- [Dataset items]:
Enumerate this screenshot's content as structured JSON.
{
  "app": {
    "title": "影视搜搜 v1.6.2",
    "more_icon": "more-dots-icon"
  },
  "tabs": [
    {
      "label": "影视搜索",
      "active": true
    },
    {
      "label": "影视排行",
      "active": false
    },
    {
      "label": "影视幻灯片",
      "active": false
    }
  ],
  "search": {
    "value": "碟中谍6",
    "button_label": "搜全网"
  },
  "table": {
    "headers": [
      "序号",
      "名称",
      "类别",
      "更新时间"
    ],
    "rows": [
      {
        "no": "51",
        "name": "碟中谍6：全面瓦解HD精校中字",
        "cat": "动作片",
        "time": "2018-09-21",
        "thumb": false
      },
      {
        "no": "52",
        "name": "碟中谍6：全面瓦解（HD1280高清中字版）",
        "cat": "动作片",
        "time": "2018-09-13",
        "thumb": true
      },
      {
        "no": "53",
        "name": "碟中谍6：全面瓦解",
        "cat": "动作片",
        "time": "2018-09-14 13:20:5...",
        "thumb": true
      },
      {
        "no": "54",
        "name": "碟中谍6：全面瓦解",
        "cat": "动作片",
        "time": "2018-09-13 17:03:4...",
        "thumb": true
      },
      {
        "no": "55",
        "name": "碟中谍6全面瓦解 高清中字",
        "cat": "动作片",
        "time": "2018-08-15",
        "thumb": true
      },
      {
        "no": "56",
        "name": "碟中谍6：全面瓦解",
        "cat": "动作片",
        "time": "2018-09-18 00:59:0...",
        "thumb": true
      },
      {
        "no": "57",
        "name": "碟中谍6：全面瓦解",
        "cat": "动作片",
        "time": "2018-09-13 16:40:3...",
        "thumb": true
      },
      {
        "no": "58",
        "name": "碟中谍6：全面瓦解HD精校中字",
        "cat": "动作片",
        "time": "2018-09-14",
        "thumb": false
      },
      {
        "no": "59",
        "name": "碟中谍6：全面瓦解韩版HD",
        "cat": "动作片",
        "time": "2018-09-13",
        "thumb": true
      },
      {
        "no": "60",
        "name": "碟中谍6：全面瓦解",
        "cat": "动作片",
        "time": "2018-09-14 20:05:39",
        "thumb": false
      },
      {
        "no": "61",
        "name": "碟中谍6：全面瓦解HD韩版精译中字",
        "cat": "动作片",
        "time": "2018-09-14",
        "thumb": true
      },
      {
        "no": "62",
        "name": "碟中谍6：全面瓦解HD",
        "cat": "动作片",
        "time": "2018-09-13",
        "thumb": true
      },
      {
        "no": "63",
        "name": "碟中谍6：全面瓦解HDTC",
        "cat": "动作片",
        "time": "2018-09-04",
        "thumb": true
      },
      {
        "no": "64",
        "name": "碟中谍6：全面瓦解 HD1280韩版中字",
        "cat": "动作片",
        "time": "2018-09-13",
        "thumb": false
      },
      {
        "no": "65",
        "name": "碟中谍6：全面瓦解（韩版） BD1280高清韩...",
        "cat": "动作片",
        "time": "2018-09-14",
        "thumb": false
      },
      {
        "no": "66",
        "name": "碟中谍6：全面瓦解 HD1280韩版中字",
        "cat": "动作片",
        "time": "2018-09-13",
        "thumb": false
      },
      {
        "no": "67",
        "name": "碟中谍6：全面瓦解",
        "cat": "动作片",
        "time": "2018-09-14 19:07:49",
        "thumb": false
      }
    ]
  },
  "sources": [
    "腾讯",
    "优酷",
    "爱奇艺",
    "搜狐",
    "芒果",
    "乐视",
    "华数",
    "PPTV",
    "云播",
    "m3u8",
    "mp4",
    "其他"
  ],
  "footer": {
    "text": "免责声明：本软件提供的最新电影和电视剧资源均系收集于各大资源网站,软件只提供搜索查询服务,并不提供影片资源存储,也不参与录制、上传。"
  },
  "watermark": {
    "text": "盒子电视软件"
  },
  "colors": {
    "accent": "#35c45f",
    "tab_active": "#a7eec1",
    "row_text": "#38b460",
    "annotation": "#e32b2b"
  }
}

- [Task to complete]: Restate the data above exactly, keeping each word as it stands.

- [Written response]:
Enumerate this screenshot's content as structured JSON.
{
  "app": {
    "title": "影视搜搜 v1.6.2",
    "more_icon": "more-dots-icon"
  },
  "tabs": [
    {
      "label": "影视搜索",
      "active": true
    },
    {
      "label": "影视排行",
      "active": false
    },
    {
      "label": "影视幻灯片",
      "active": false
    }
  ],
  "search": {
    "value": "碟中谍6",
    "button_label": "搜全网"
  },
  "table": {
    "headers": [
      "序号",
      "名称",
      "类别",
      "更新时间"
    ],
    "rows": [
      {
        "no": "51",
        "name": "碟中谍6：全面瓦解HD精校中字",
        "cat": "动作片",
        "time": "2018-09-21",
        "thumb": false
      },
      {
        "no": "52",
        "name": "碟中谍6：全面瓦解（HD1280高清中字版）",
        "cat": "动作片",
        "time": "2018-09-13",
        "thumb": true
      },
      {
        "no": "53",
        "name": "碟中谍6：全面瓦解",
        "cat": "动作片",
        "time": "2018-09-14 13:20:5...",
        "thumb": true
      },
      {
        "no": "54",
        "name": "碟中谍6：全面瓦解",
        "cat": "动作片",
        "time": "2018-09-13 17:03:4...",
        "thumb": true
      },
      {
        "no": "55",
        "name": "碟中谍6全面瓦解 高清中字",
        "cat": "动作片",
        "time": "2018-08-15",
        "thumb": true
      },
      {
        "no": "56",
        "name": "碟中谍6：全面瓦解",
        "cat": "动作片",
        "time": "2018-09-18 00:59:0...",
        "thumb": true
      },
      {
        "no": "57",
        "name": "碟中谍6：全面瓦解",
        "cat": "动作片",
        "time": "2018-09-13 16:40:3...",
        "thumb": true
      },
      {
        "no": "58",
        "name": "碟中谍6：全面瓦解HD精校中字",
        "cat": "动作片",
        "time": "2018-09-14",
        "thumb": false
      },
      {
        "no": "59",
        "name": "碟中谍6：全面瓦解韩版HD",
        "cat": "动作片",
        "time": "2018-09-13",
        "thumb": true
      },
      {
        "no": "60",
        "name": "碟中谍6：全面瓦解",
        "cat": "动作片",
        "time": "2018-09-14 20:05:39",
        "thumb": false
      },
      {
        "no": "61",
        "name": "碟中谍6：全面瓦解HD韩版精译中字",
        "cat": "动作片",
        "time": "2018-09-14",
        "thumb": true
      },
      {
        "no": "62",
        "name": "碟中谍6：全面瓦解HD",
        "cat": "动作片",
        "time": "2018-09-13",
        "thumb": true
      },
      {
        "no": "63",
        "name": "碟中谍6：全面瓦解HDTC",
        "cat": "动作片",
        "time": "2018-09-04",
        "thumb": true
      },
      {
        "no": "64",
        "name": "碟中谍6：全面瓦解 HD1280韩版中字",
        "cat": "动作片",
        "time": "2018-09-13",
        "thumb": false
      },
      {
        "no": "65",
        "name": "碟中谍6：全面瓦解（韩版） BD1280高清韩...",
        "cat": "动作片",
        "time": "2018-09-14",
        "thumb": false
      },
      {
        "no": "66",
        "name": "碟中谍6：全面瓦解 HD1280韩版中字",
        "cat": "动作片",
        "time": "2018-09-13",
        "thumb": false
      },
      {
        "no": "67",
        "name": "碟中谍6：全面瓦解",
        "cat": "动作片",
        "time": "2018-09-14 19:07:49",
        "thumb": false
      }
    ]
  },
  "sources": [
    "腾讯",
    "优酷",
    "爱奇艺",
    "搜狐",
    "芒果",
    "乐视",
    "华数",
    "PPTV",
    "云播",
    "m3u8",
    "mp4",
    "其他"
  ],
  "footer": {
    "text": "免责声明：本软件提供的最新电影和电视剧资源均系收集于各大资源网站,软件只提供搜索查询服务,并不提供影片资源存储,也不参与录制、上传。"
  },
  "watermark": {
    "text": "盒子电视软件"
  },
  "colors": {
    "accent": "#35c45f",
    "tab_active": "#a7eec1",
    "row_text": "#38b460",
    "annotation": "#e32b2b"
  }
}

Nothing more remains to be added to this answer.